* **RECORDS FOR PROCESSING**

-- start --

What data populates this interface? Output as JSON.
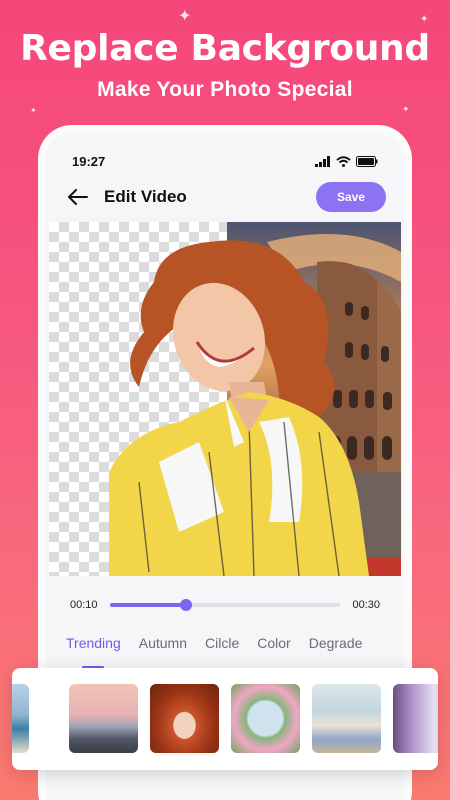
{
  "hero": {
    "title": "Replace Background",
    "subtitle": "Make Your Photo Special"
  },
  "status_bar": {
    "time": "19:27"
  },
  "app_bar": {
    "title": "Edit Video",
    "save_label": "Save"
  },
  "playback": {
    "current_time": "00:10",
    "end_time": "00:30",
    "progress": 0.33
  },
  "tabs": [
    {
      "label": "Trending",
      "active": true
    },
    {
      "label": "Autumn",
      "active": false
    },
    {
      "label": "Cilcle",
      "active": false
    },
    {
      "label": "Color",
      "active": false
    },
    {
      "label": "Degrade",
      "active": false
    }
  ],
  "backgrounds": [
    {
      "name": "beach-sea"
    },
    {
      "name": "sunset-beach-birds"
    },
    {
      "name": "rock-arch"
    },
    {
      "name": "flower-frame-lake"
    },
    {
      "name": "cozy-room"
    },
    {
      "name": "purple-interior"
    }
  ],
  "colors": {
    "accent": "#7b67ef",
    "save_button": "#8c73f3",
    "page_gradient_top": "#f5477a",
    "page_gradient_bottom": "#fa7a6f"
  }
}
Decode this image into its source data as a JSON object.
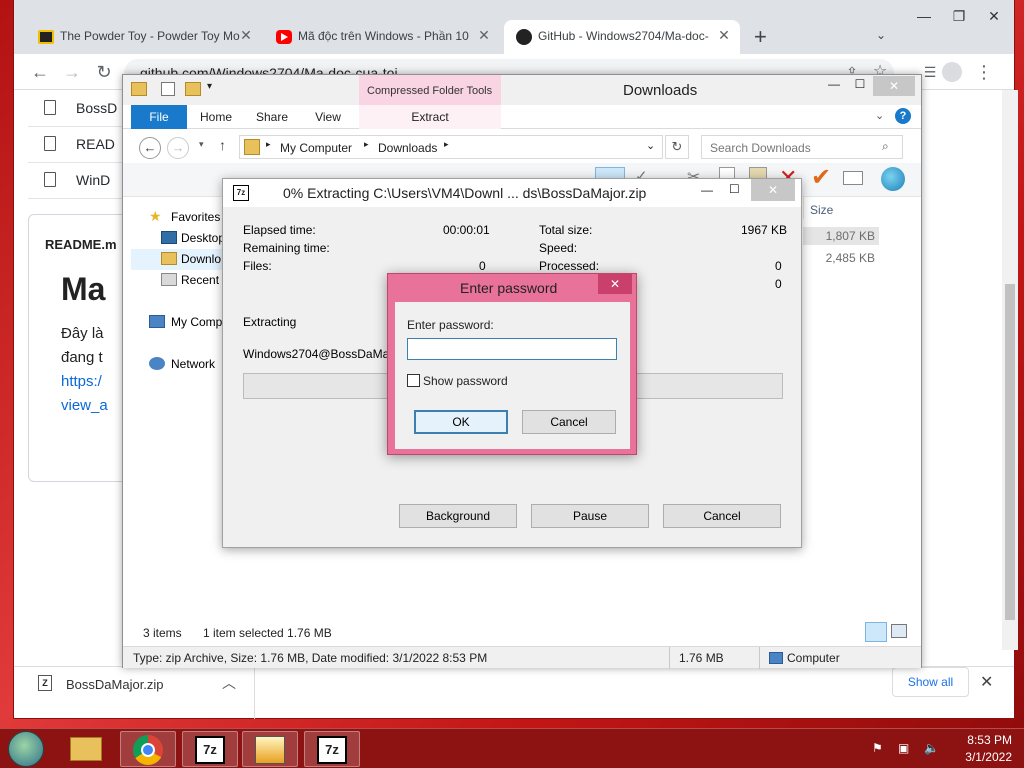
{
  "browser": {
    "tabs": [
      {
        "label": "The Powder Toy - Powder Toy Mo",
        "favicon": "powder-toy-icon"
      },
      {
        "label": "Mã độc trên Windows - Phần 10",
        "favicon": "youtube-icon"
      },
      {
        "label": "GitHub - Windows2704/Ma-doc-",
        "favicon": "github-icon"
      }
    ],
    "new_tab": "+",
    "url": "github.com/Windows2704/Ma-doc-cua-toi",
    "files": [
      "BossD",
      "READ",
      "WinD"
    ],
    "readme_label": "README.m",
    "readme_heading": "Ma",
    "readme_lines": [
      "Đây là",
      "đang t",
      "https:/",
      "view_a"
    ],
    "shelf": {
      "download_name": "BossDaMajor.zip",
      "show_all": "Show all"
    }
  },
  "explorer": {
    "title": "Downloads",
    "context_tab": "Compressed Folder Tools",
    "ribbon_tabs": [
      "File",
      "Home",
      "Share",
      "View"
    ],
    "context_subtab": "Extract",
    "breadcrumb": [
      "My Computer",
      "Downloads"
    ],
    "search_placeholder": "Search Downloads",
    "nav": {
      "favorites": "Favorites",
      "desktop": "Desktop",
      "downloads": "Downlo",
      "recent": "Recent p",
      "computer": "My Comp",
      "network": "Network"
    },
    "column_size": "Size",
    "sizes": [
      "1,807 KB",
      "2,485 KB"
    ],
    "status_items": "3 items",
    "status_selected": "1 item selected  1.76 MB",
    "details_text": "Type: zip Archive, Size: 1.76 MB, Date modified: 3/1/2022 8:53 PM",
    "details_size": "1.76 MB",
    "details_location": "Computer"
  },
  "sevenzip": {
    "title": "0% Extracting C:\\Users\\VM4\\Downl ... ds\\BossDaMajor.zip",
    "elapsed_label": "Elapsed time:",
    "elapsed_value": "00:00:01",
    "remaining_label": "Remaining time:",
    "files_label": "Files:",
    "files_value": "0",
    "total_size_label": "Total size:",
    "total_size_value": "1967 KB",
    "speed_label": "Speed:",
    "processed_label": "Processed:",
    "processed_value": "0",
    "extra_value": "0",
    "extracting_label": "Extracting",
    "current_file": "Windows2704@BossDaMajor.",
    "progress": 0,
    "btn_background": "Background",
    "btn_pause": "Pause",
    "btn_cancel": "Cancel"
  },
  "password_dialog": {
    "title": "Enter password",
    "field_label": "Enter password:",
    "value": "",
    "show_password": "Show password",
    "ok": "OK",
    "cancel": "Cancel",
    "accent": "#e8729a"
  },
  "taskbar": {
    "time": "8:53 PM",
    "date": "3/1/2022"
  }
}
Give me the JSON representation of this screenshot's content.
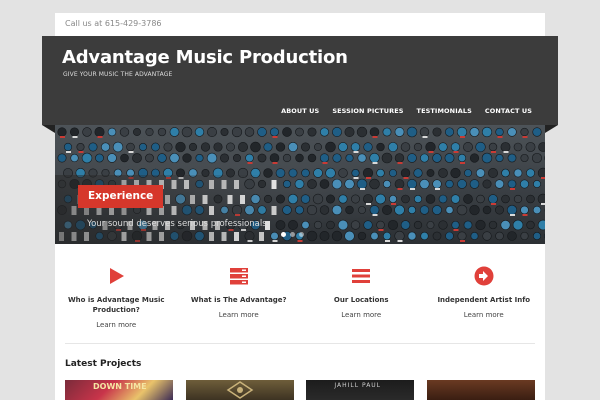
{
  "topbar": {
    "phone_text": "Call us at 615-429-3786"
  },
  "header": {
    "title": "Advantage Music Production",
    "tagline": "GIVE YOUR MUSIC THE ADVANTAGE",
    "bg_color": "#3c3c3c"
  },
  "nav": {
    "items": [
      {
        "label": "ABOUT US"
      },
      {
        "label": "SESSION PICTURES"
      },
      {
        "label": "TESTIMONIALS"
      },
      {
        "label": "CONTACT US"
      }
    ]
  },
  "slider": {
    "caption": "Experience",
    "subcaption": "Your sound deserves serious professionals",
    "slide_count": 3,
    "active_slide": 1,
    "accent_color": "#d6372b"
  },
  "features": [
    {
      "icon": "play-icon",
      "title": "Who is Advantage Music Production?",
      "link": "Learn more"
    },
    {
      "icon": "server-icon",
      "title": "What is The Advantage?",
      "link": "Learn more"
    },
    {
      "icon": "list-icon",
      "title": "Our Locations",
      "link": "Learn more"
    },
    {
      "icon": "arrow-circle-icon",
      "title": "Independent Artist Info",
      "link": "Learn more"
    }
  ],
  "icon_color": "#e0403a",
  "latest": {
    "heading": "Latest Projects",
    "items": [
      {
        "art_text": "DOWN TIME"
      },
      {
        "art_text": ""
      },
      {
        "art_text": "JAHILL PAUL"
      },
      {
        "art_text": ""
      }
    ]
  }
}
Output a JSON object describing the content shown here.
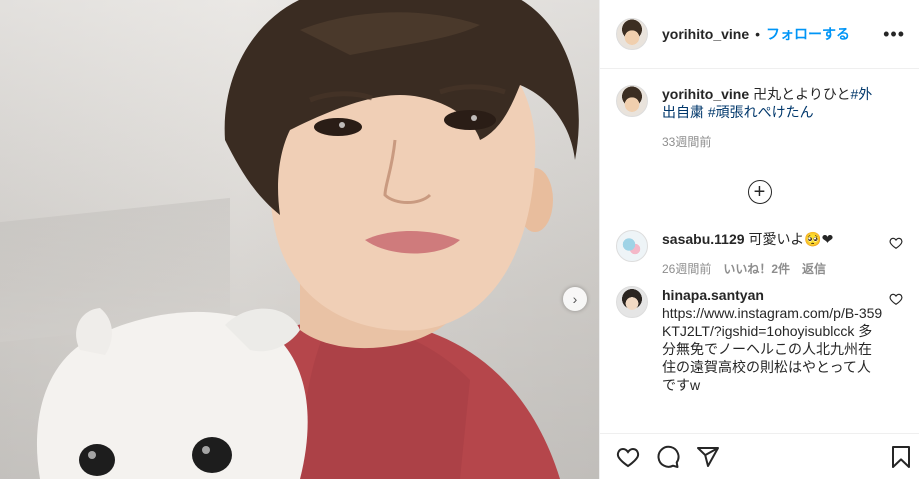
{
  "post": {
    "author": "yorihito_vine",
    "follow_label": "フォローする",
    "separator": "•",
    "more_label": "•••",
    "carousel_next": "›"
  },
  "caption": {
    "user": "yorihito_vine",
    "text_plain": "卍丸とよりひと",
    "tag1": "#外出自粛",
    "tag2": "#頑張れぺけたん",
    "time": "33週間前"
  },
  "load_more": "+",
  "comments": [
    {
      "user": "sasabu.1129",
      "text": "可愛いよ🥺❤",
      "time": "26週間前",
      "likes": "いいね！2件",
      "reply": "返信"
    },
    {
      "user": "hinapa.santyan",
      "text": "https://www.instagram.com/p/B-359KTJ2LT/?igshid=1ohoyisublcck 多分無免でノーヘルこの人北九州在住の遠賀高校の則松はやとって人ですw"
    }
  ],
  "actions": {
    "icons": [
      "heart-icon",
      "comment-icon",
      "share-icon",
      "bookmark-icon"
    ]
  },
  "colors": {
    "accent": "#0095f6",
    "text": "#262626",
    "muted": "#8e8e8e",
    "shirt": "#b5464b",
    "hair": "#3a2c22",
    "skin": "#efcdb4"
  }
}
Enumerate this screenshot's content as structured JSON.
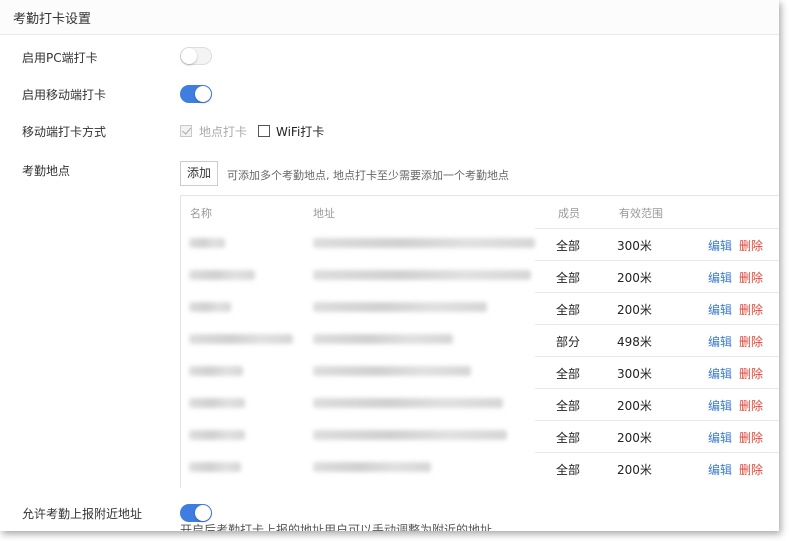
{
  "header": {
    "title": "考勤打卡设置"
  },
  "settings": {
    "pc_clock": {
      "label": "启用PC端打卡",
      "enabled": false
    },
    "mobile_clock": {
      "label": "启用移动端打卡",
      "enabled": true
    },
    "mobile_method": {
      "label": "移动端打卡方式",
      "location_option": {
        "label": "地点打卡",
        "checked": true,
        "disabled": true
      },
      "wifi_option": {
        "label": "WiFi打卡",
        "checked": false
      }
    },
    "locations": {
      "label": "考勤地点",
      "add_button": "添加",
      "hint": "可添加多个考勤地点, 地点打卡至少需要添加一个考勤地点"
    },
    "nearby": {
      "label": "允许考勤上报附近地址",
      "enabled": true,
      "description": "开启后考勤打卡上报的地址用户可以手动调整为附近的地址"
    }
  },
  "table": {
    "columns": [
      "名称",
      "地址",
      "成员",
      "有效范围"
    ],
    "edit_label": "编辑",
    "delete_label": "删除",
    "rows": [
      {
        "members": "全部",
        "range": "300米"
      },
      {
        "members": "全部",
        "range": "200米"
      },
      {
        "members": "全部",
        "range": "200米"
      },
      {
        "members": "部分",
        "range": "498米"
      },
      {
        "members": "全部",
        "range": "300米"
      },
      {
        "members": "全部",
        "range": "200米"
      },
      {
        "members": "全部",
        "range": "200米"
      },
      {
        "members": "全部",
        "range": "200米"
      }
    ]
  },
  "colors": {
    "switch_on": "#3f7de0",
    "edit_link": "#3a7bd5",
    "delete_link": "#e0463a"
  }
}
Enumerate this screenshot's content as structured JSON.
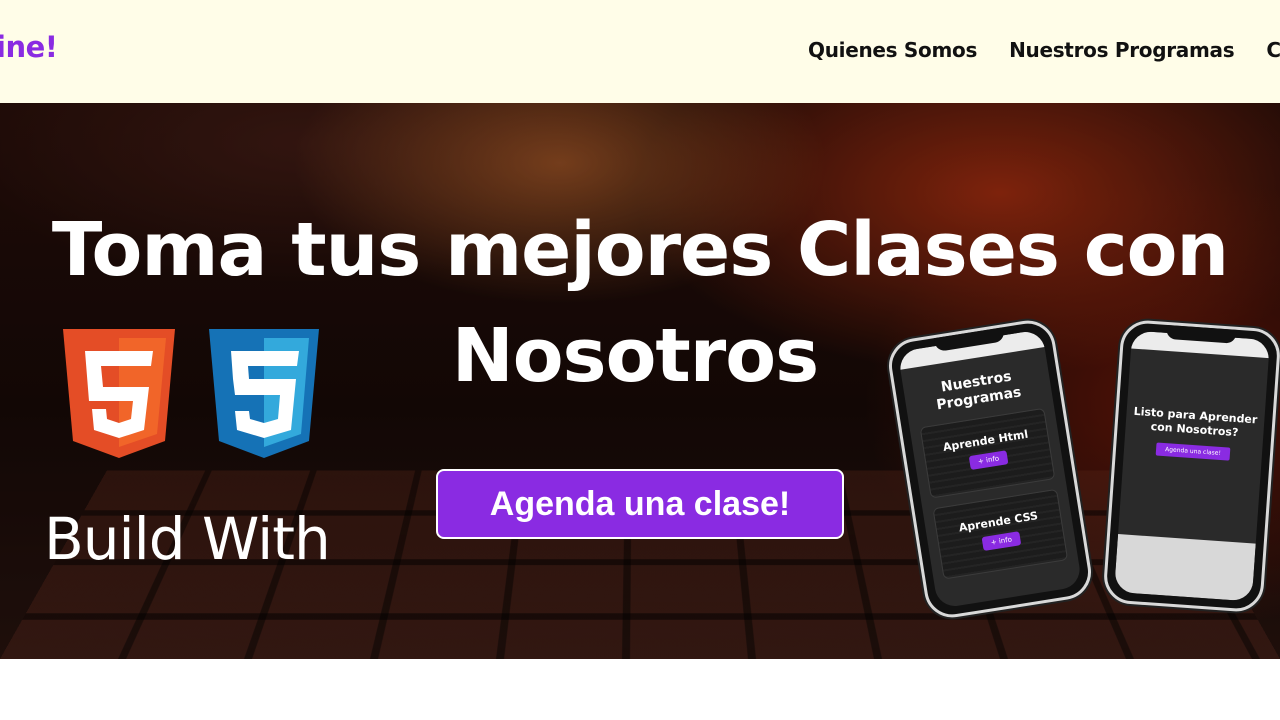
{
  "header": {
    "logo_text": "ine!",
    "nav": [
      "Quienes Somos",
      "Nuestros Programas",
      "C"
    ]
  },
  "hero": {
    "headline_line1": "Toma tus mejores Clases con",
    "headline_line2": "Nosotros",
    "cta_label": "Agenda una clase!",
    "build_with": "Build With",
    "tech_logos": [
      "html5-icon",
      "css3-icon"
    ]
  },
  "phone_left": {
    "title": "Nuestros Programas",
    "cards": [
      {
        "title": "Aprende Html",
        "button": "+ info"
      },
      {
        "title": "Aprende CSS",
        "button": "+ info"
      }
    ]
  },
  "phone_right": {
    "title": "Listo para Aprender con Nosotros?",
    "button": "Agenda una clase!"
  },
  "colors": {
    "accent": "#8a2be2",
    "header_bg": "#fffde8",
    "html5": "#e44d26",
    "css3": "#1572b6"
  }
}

-- end --

* **SHORT TASK**
Reproduce every line from the entries that holds the word "Production".

* **COMPLETE ANSWER**
    "title": "Advantage Music Production",
      "title": "Who is Advantage Music Production?",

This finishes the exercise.